== WRITTEN TASK ==
Take from the listing each line that has the string "JSON".

start

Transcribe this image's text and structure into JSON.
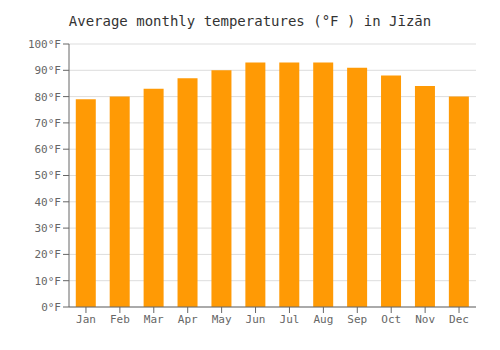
{
  "chart_data": {
    "type": "bar",
    "title": "Average monthly temperatures (°F ) in Jīzān",
    "categories": [
      "Jan",
      "Feb",
      "Mar",
      "Apr",
      "May",
      "Jun",
      "Jul",
      "Aug",
      "Sep",
      "Oct",
      "Nov",
      "Dec"
    ],
    "values": [
      79,
      80,
      83,
      87,
      90,
      93,
      93,
      93,
      91,
      88,
      84,
      80
    ],
    "color": "#FF9A05",
    "ylim": [
      0,
      100
    ],
    "yticks": [
      {
        "value": 0,
        "label": "0°F"
      },
      {
        "value": 10,
        "label": "10°F"
      },
      {
        "value": 20,
        "label": "20°F"
      },
      {
        "value": 30,
        "label": "30°F"
      },
      {
        "value": 40,
        "label": "40°F"
      },
      {
        "value": 50,
        "label": "50°F"
      },
      {
        "value": 60,
        "label": "60°F"
      },
      {
        "value": 70,
        "label": "70°F"
      },
      {
        "value": 80,
        "label": "80°F"
      },
      {
        "value": 90,
        "label": "90°F"
      },
      {
        "value": 100,
        "label": "100°F"
      }
    ],
    "grid": true
  }
}
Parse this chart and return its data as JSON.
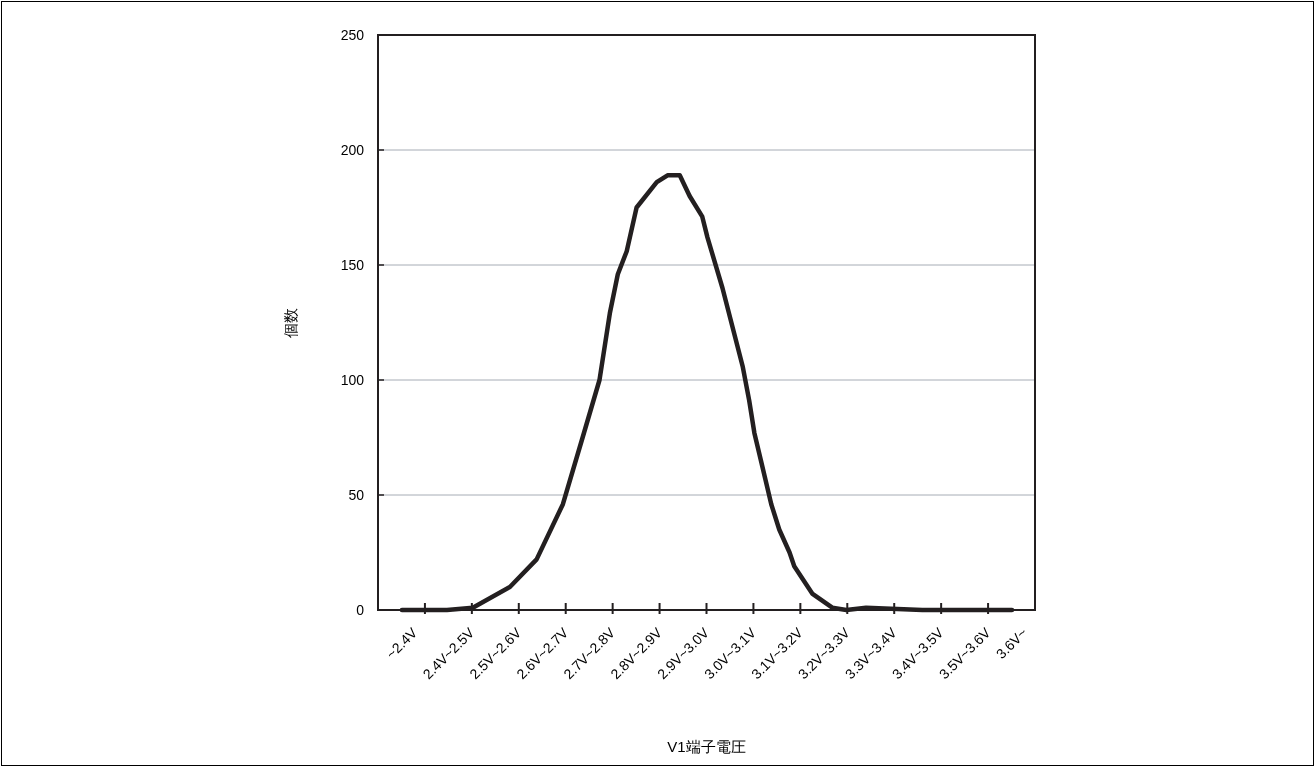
{
  "chart_data": {
    "type": "line",
    "xlabel": "V1端子電圧",
    "ylabel": "個数",
    "xlim": [
      2.3,
      3.7
    ],
    "xticks": [
      {
        "value": 2.35,
        "label": "~2.4V"
      },
      {
        "value": 2.4,
        "label": null
      },
      {
        "value": 2.45,
        "label": "2.4V~2.5V"
      },
      {
        "value": 2.5,
        "label": null
      },
      {
        "value": 2.55,
        "label": "2.5V~2.6V"
      },
      {
        "value": 2.6,
        "label": null
      },
      {
        "value": 2.65,
        "label": "2.6V~2.7V"
      },
      {
        "value": 2.7,
        "label": null
      },
      {
        "value": 2.75,
        "label": "2.7V~2.8V"
      },
      {
        "value": 2.8,
        "label": null
      },
      {
        "value": 2.85,
        "label": "2.8V~2.9V"
      },
      {
        "value": 2.9,
        "label": null
      },
      {
        "value": 2.95,
        "label": "2.9V~3.0V"
      },
      {
        "value": 3.0,
        "label": null
      },
      {
        "value": 3.05,
        "label": "3.0V~3.1V"
      },
      {
        "value": 3.1,
        "label": null
      },
      {
        "value": 3.15,
        "label": "3.1V~3.2V"
      },
      {
        "value": 3.2,
        "label": null
      },
      {
        "value": 3.25,
        "label": "3.2V~3.3V"
      },
      {
        "value": 3.3,
        "label": null
      },
      {
        "value": 3.35,
        "label": "3.3V~3.4V"
      },
      {
        "value": 3.4,
        "label": null
      },
      {
        "value": 3.45,
        "label": "3.4V~3.5V"
      },
      {
        "value": 3.5,
        "label": null
      },
      {
        "value": 3.55,
        "label": "3.5V~3.6V"
      },
      {
        "value": 3.6,
        "label": null
      },
      {
        "value": 3.65,
        "label": "3.6V~"
      }
    ],
    "ylim": [
      0,
      250
    ],
    "yticks": [
      0,
      50,
      100,
      150,
      200,
      250
    ],
    "grid": "y",
    "series": [
      {
        "color": "#231f20",
        "x": [
          2.351,
          2.447,
          2.502,
          2.581,
          2.638,
          2.694,
          2.736,
          2.772,
          2.794,
          2.811,
          2.83,
          2.851,
          2.894,
          2.917,
          2.943,
          2.964,
          2.991,
          3.002,
          3.034,
          3.077,
          3.091,
          3.102,
          3.138,
          3.155,
          3.177,
          3.187,
          3.226,
          3.268,
          3.298,
          3.34,
          3.46,
          3.651
        ],
        "values": [
          0,
          0,
          1,
          10,
          22,
          46,
          75,
          100,
          129,
          146,
          156,
          175,
          186,
          189,
          189,
          180,
          171,
          162,
          140,
          106,
          91,
          77,
          46,
          35,
          25,
          19,
          7,
          1,
          0,
          1,
          0,
          0
        ]
      }
    ]
  }
}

end

== TASK RESULT ==
Transcribe this image's text and structure into JSON.
Parse this chart and return its data as JSON.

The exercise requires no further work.